> [TASK DETAILS]:
In the entries, find all lines that hold the word "MNiSW" and copy them.

> [SUPPLIED MATERIAL]:
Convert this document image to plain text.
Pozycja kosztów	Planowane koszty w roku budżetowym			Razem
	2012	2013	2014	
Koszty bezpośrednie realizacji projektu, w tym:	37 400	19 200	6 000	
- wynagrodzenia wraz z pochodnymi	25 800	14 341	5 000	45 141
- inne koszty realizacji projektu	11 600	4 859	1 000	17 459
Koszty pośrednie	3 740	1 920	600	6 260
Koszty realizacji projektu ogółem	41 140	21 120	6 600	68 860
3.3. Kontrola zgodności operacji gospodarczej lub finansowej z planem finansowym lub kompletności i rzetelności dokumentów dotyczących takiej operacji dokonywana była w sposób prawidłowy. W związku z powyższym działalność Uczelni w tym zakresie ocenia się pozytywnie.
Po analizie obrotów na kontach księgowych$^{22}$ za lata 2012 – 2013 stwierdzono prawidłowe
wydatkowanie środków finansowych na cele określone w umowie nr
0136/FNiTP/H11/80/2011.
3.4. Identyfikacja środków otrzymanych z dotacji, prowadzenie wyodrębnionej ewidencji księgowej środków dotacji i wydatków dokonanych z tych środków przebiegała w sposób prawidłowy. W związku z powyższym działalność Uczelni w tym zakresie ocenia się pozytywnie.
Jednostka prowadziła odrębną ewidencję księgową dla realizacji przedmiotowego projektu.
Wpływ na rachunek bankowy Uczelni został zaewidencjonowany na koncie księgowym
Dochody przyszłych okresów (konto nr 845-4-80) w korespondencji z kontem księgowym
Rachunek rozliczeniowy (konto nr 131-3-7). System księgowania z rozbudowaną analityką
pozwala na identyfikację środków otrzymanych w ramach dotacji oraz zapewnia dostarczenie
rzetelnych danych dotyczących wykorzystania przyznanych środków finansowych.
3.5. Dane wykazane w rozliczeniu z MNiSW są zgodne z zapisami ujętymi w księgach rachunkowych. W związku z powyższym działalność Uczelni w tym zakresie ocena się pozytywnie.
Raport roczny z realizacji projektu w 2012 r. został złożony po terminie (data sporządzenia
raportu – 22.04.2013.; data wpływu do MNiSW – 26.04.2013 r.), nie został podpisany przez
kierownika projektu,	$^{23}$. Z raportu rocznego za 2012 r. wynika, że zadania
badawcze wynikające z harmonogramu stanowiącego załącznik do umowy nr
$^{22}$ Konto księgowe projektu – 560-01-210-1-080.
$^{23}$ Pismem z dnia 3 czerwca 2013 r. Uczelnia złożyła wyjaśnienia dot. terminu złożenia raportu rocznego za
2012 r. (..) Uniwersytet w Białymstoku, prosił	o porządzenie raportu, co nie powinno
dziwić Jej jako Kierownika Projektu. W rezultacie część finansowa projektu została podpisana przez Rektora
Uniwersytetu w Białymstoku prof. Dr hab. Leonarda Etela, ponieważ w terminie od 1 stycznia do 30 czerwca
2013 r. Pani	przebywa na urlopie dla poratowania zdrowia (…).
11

> [OUTPUT BELOW]:
3.5. Dane wykazane w rozliczeniu z MNiSW są zgodne z zapisami ujętymi w księgach rachunkowych. W związku z powyższym działalność Uczelni w tym zakresie ocena się pozytywnie.
raportu – 22.04.2013.; data wpływu do MNiSW – 26.04.2013 r.), nie został podpisany przez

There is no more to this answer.